:: Instruction ::
Retype each line exactly. Skip images.

:: Given records ::
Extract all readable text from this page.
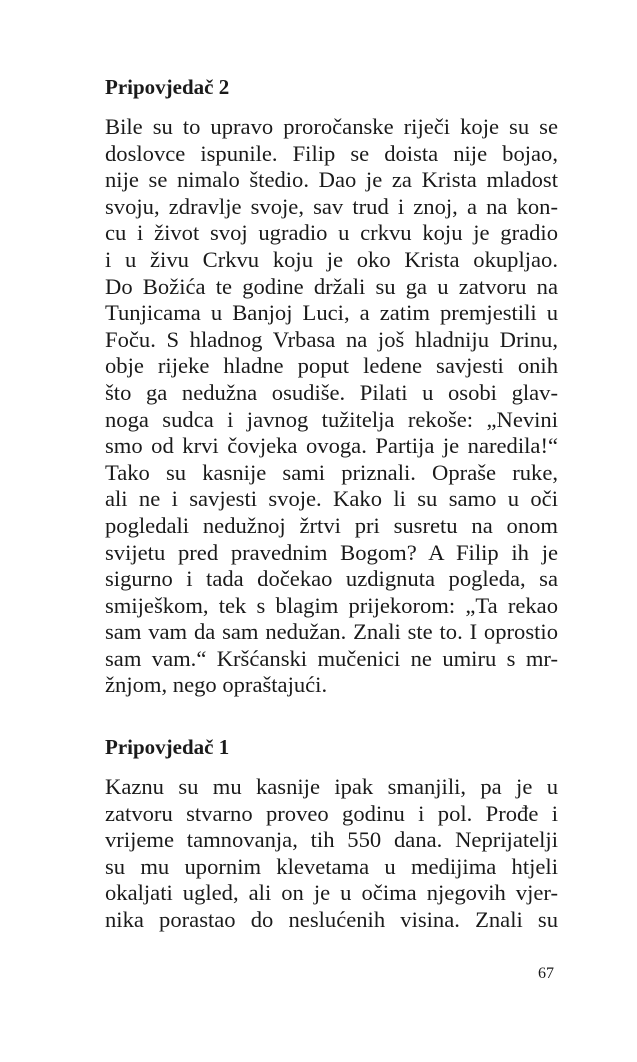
Pripovjedač 2
Bile su to upravo proročanske riječi koje su se
doslovce ispunile. Filip se doista nije bojao,
nije se nimalo štedio. Dao je za Krista mladost
svoju, zdravlje svoje, sav trud i znoj, a na kon-
cu i život svoj ugradio u crkvu koju je gradio
i u živu Crkvu koju je oko Krista okupljao.
Do Božića te godine držali su ga u zatvoru na
Tunjicama u Banjoj Luci, a zatim premjestili u
Foču. S hladnog Vrbasa na još hladniju Drinu,
obje rijeke hladne poput ledene savjesti onih
što ga nedužna osudiše. Pilati u osobi glav-
noga sudca i javnog tužitelja rekoše: „Nevini
smo od krvi čovjeka ovoga. Partija je naredila!“
Tako su kasnije sami priznali. Opraše ruke,
ali ne i savjesti svoje. Kako li su samo u oči
pogledali nedužnoj žrtvi pri susretu na onom
svijetu pred pravednim Bogom? A Filip ih je
sigurno i tada dočekao uzdignuta pogleda, sa
smiješkom, tek s blagim prijekorom: „Ta rekao
sam vam da sam nedužan. Znali ste to. I oprostio
sam vam.“ Kršćanski mučenici ne umiru s mr-
žnjom, nego opraštajući.
Pripovjedač 1
Kaznu su mu kasnije ipak smanjili, pa je u
zatvoru stvarno proveo godinu i pol. Prođe i
vrijeme tamnovanja, tih 550 dana. Neprijatelji
su mu upornim klevetama u medijima htjeli
okaljati ugled, ali on je u očima njegovih vjer-
nika porastao do neslućenih visina. Znali su
67
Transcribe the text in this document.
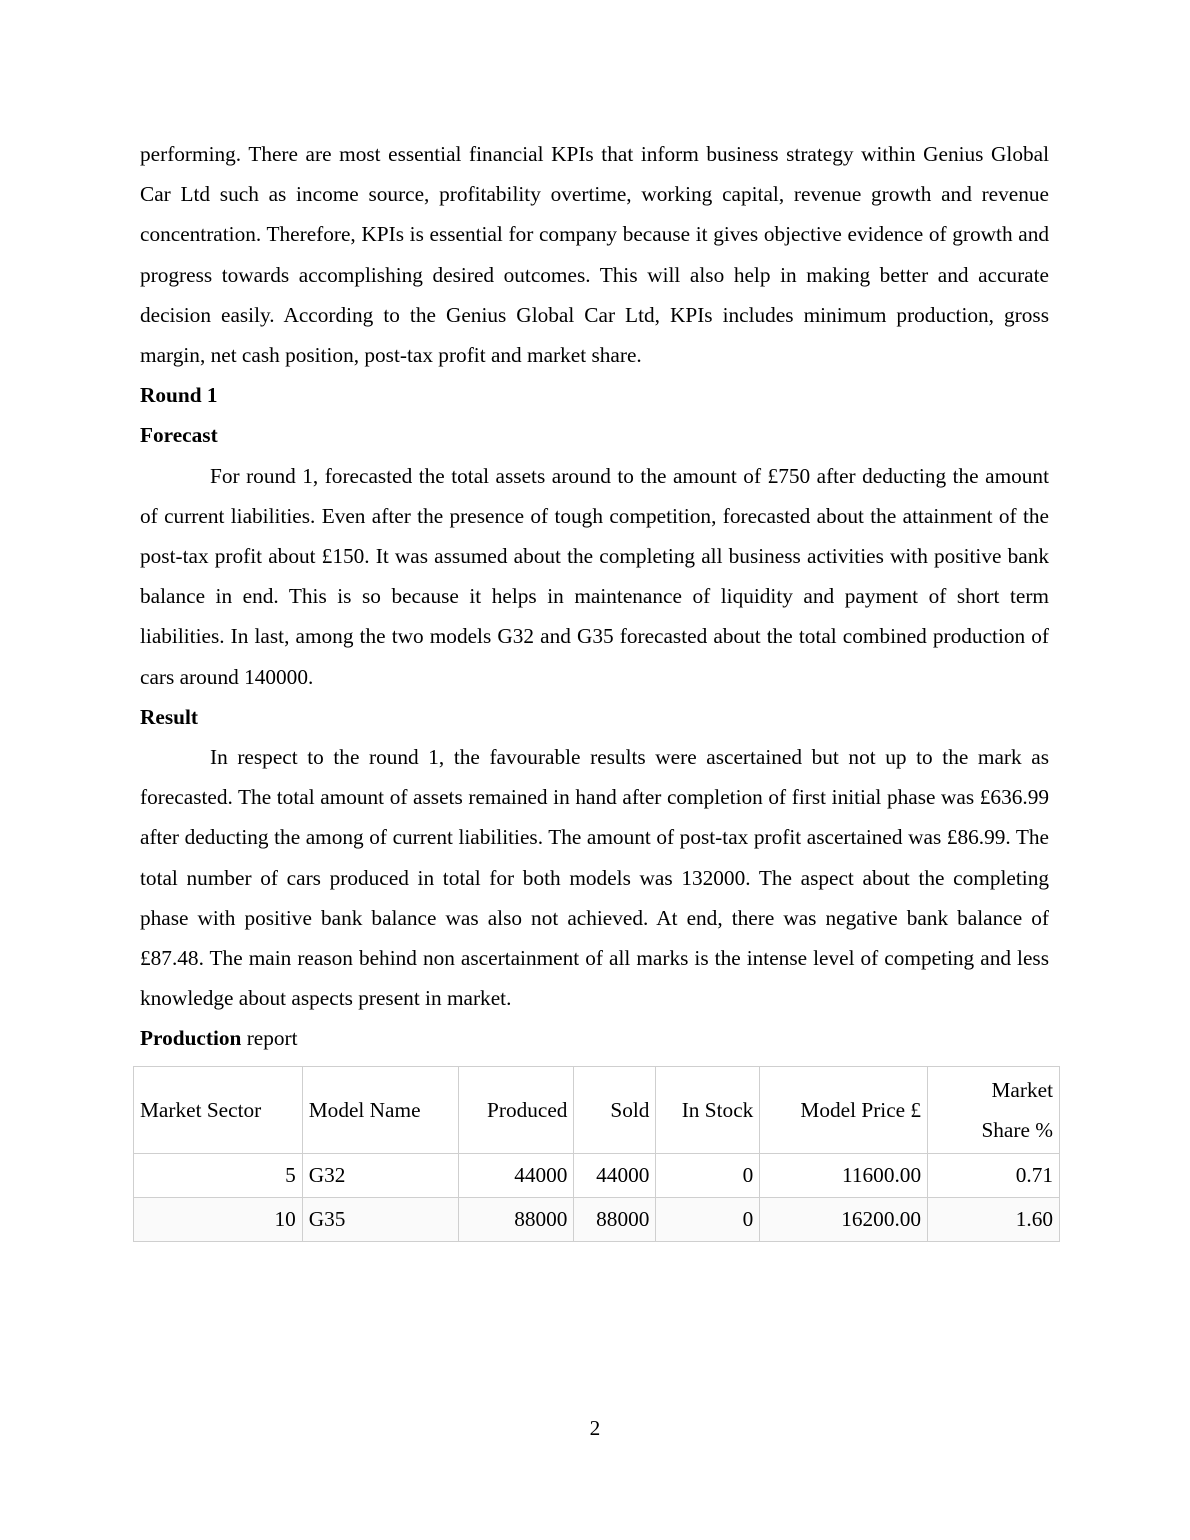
performing. There are most essential financial KPIs that inform business strategy within Genius Global Car Ltd such as income source, profitability overtime, working capital, revenue growth and revenue concentration. Therefore, KPIs is essential for company because it gives objective evidence of growth and progress towards accomplishing desired outcomes. This will also help in making better and accurate decision easily. According to the Genius Global Car Ltd, KPIs includes minimum production, gross margin, net cash position, post-tax profit and market share.

Round 1

Forecast

For round 1, forecasted the total assets around to the amount of £750 after deducting the amount of current liabilities. Even after the presence of tough competition, forecasted about the attainment of the post-tax profit about £150. It was assumed about the completing all business activities with positive bank balance in end. This is so because it helps in maintenance of liquidity and payment of short term liabilities. In last, among the two models G32 and G35 forecasted about the total combined production of cars around 140000.

Result

In respect to the round 1, the favourable results were ascertained but not up to the mark as forecasted. The total amount of assets remained in hand after completion of first initial phase was £636.99 after deducting the among of current liabilities. The amount of post-tax profit ascertained was £86.99. The total number of cars produced in total for both models was 132000. The aspect about the completing phase with positive bank balance was also not achieved. At end, there was negative bank balance of £87.48. The main reason behind non ascertainment of all marks is the intense level of competing and less knowledge about aspects present in market.

Production report

Market Sector	Model Name	Produced	Sold	In Stock	Model Price £	Market
Share %
5	G32	44000	44000	0	11600.00	0.71
10	G35	88000	88000	0	16200.00	1.60
2
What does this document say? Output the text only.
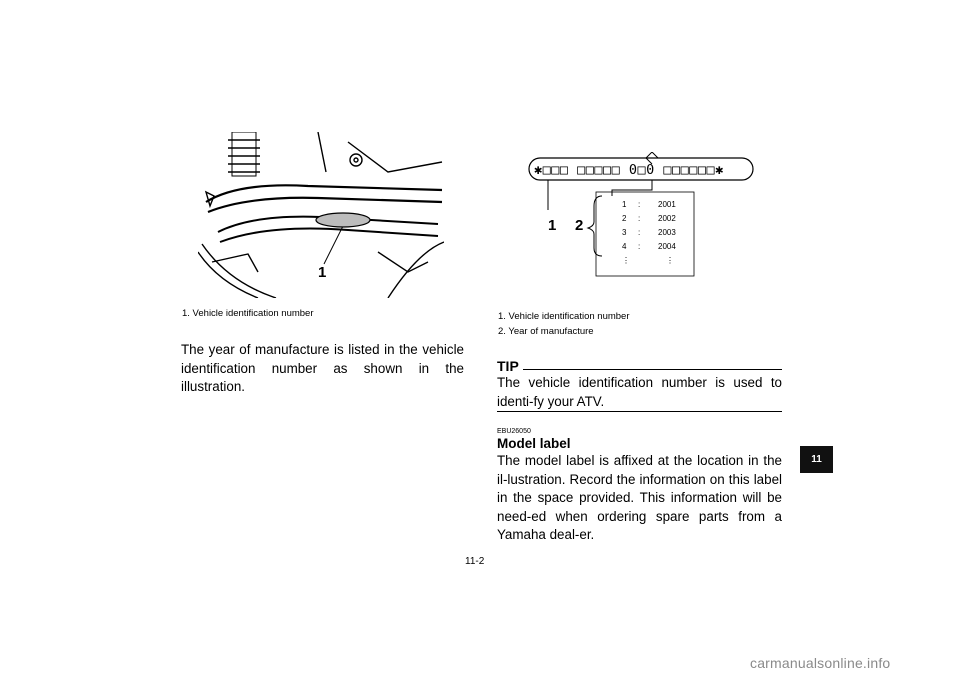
1
1. Vehicle identification number
The year of manufacture is listed in the vehicle identification number as shown in the illustration.
✱□□□ □□□□□ 0□0 □□□□□□✱
1 2
1	:	2001
2	:	2002
3	:	2003
4	:	2004
⋮	⋮
1. Vehicle identification number
2. Year of manufacture
TIP
The vehicle identification number is used to identi-fy your ATV.
EBU26050
Model label
The model label is affixed at the location in the il-lustration. Record the information on this label in the space provided. This information will be need-ed when ordering spare parts from a Yamaha deal-er.
11
11-2
carmanualsonline.info
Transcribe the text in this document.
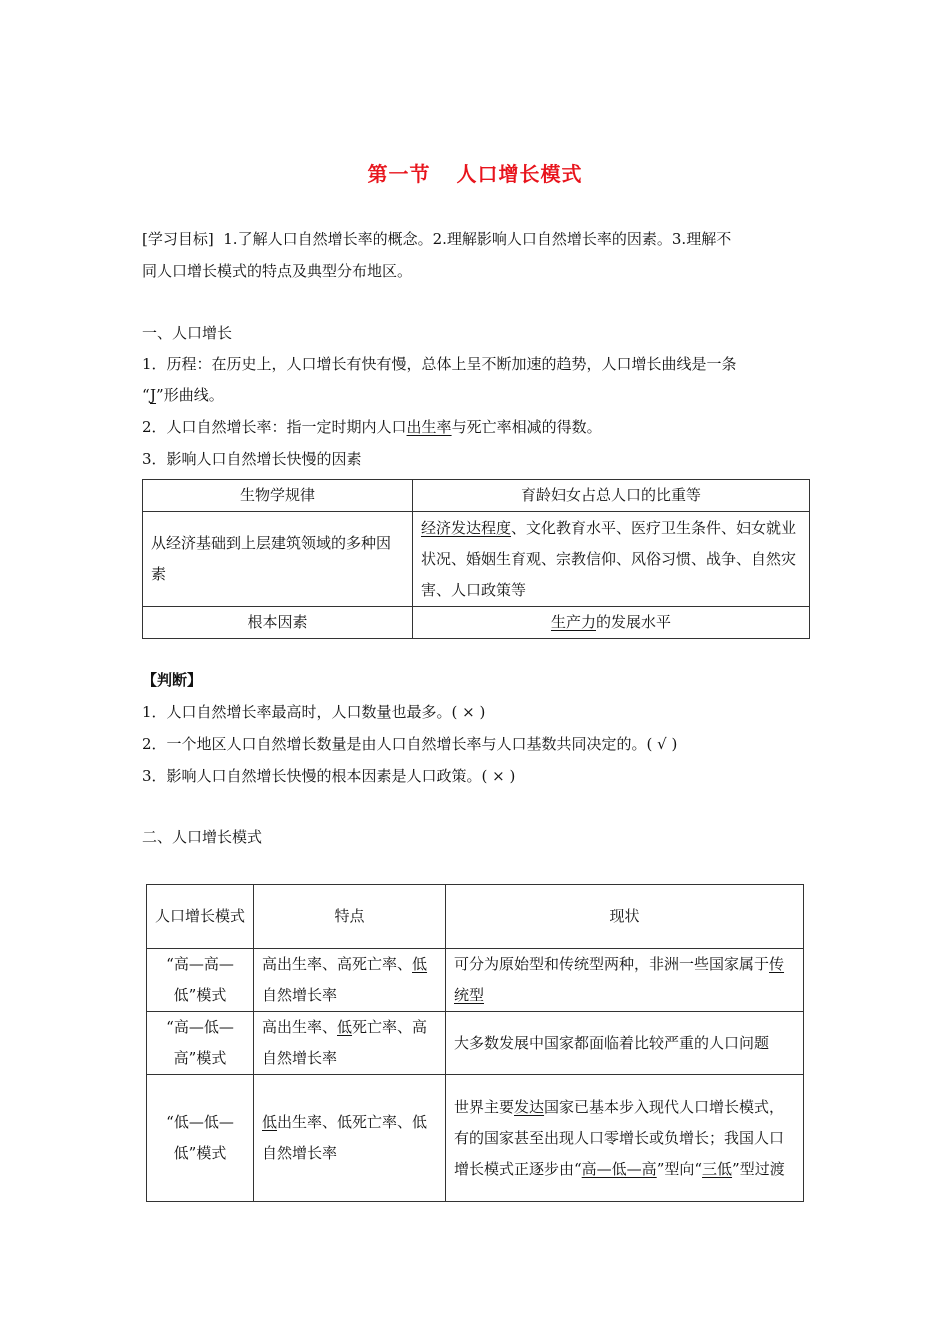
第一节 人口增长模式
[学习目标] 1.了解人口自然增长率的概念。2.理解影响人口自然增长率的因素。3.理解不
同人口增长模式的特点及典型分布地区。
一、人口增长
1．历程：在历史上，人口增长有快有慢，总体上呈不断加速的趋势，人口增长曲线是一条
“J”形曲线。
2．人口自然增长率：指一定时期内人口出生率与死亡率相减的得数。
3．影响人口自然增长快慢的因素
生物学规律	育龄妇女占总人口的比重等
从经济基础到上层建筑领域的多种因素	经济发达程度、文化教育水平、医疗卫生条件、妇女就业状况、婚姻生育观、宗教信仰、风俗习惯、战争、自然灾害、人口政策等
根本因素	生产力的发展水平
【判断】
1．人口自然增长率最高时，人口数量也最多。( × )
2．一个地区人口自然增长数量是由人口自然增长率与人口基数共同决定的。( √ )
3．影响人口自然增长快慢的根本因素是人口政策。( × )
二、人口增长模式
人口增长模式	特点	现状
“高—高—低”模式	高出生率、高死亡率、低自然增长率	可分为原始型和传统型两种，非洲一些国家属于传统型
“高—低—高”模式	高出生率、低死亡率、高自然增长率	大多数发展中国家都面临着比较严重的人口问题
“低—低—低”模式	低出生率、低死亡率、低自然增长率	世界主要发达国家已基本步入现代人口增长模式，有的国家甚至出现人口零增长或负增长；我国人口增长模式正逐步由“高—低—高”型向“三低”型过渡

:: Output of the task ::
Extract all readable text from this page.
Pripovjedač 2
Bile su to upravo proročanske riječi koje su se
doslovce ispunile. Filip se doista nije bojao,
nije se nimalo štedio. Dao je za Krista mladost
svoju, zdravlje svoje, sav trud i znoj, a na kon-
cu i život svoj ugradio u crkvu koju je gradio
i u živu Crkvu koju je oko Krista okupljao.
Do Božića te godine držali su ga u zatvoru na
Tunjicama u Banjoj Luci, a zatim premjestili u
Foču. S hladnog Vrbasa na još hladniju Drinu,
obje rijeke hladne poput ledene savjesti onih
što ga nedužna osudiše. Pilati u osobi glav-
noga sudca i javnog tužitelja rekoše: „Nevini
smo od krvi čovjeka ovoga. Partija je naredila!“
Tako su kasnije sami priznali. Opraše ruke,
ali ne i savjesti svoje. Kako li su samo u oči
pogledali nedužnoj žrtvi pri susretu na onom
svijetu pred pravednim Bogom? A Filip ih je
sigurno i tada dočekao uzdignuta pogleda, sa
smiješkom, tek s blagim prijekorom: „Ta rekao
sam vam da sam nedužan. Znali ste to. I oprostio
sam vam.“ Kršćanski mučenici ne umiru s mr-
žnjom, nego opraštajući.
Pripovjedač 1
Kaznu su mu kasnije ipak smanjili, pa je u
zatvoru stvarno proveo godinu i pol. Prođe i
vrijeme tamnovanja, tih 550 dana. Neprijatelji
su mu upornim klevetama u medijima htjeli
okaljati ugled, ali on je u očima njegovih vjer-
nika porastao do neslućenih visina. Znali su
67
Transcribe the text in this document.
performing. There are most essential financial KPIs that inform business strategy within Genius Global Car Ltd such as income source, profitability overtime, working capital, revenue growth and revenue concentration. Therefore, KPIs is essential for company because it gives objective evidence of growth and progress towards accomplishing desired outcomes. This will also help in making better and accurate decision easily. According to the Genius Global Car Ltd, KPIs includes minimum production, gross margin, net cash position, post-tax profit and market share.

Round 1

Forecast

For round 1, forecasted the total assets around to the amount of £750 after deducting the amount of current liabilities. Even after the presence of tough competition, forecasted about the attainment of the post-tax profit about £150. It was assumed about the completing all business activities with positive bank balance in end. This is so because it helps in maintenance of liquidity and payment of short term liabilities. In last, among the two models G32 and G35 forecasted about the total combined production of cars around 140000.

Result

In respect to the round 1, the favourable results were ascertained but not up to the mark as forecasted. The total amount of assets remained in hand after completion of first initial phase was £636.99 after deducting the among of current liabilities. The amount of post-tax profit ascertained was £86.99. The total number of cars produced in total for both models was 132000. The aspect about the completing phase with positive bank balance was also not achieved. At end, there was negative bank balance of £87.48. The main reason behind non ascertainment of all marks is the intense level of competing and less knowledge about aspects present in market.

Production report

Market Sector	Model Name	Produced	Sold	In Stock	Model Price £	Market
Share %
5	G32	44000	44000	0	11600.00	0.71
10	G35	88000	88000	0	16200.00	1.60
2
What does this document say? Output the text only.
1
1. Vehicle identification number
The year of manufacture is listed in the vehicle identification number as shown in the illustration.
✱□□□ □□□□□ 0□0 □□□□□□✱
1 2
1	:	2001
2	:	2002
3	:	2003
4	:	2004
⋮	⋮
1. Vehicle identification number
2. Year of manufacture
TIP
The vehicle identification number is used to identi-fy your ATV.
EBU26050
Model label
The model label is affixed at the location in the il-lustration. Record the information on this label in the space provided. This information will be need-ed when ordering spare parts from a Yamaha deal-er.
11
11-2
carmanualsonline.info
Transcribe the text in this document.
第一节 人口增长模式
[学习目标] 1.了解人口自然增长率的概念。2.理解影响人口自然增长率的因素。3.理解不
同人口增长模式的特点及典型分布地区。
一、人口增长
1．历程：在历史上，人口增长有快有慢，总体上呈不断加速的趋势，人口增长曲线是一条
“J”形曲线。
2．人口自然增长率：指一定时期内人口出生率与死亡率相减的得数。
3．影响人口自然增长快慢的因素
生物学规律	育龄妇女占总人口的比重等
从经济基础到上层建筑领域的多种因素	经济发达程度、文化教育水平、医疗卫生条件、妇女就业状况、婚姻生育观、宗教信仰、风俗习惯、战争、自然灾害、人口政策等
根本因素	生产力的发展水平
【判断】
1．人口自然增长率最高时，人口数量也最多。( × )
2．一个地区人口自然增长数量是由人口自然增长率与人口基数共同决定的。( √ )
3．影响人口自然增长快慢的根本因素是人口政策。( × )
二、人口增长模式
人口增长模式	特点	现状
“高—高—低”模式	高出生率、高死亡率、低自然增长率	可分为原始型和传统型两种，非洲一些国家属于传统型
“高—低—高”模式	高出生率、低死亡率、高自然增长率	大多数发展中国家都面临着比较严重的人口问题
“低—低—低”模式	低出生率、低死亡率、低自然增长率	世界主要发达国家已基本步入现代人口增长模式，有的国家甚至出现人口零增长或负增长；我国人口增长模式正逐步由“高—低—高”型向“三低”型过渡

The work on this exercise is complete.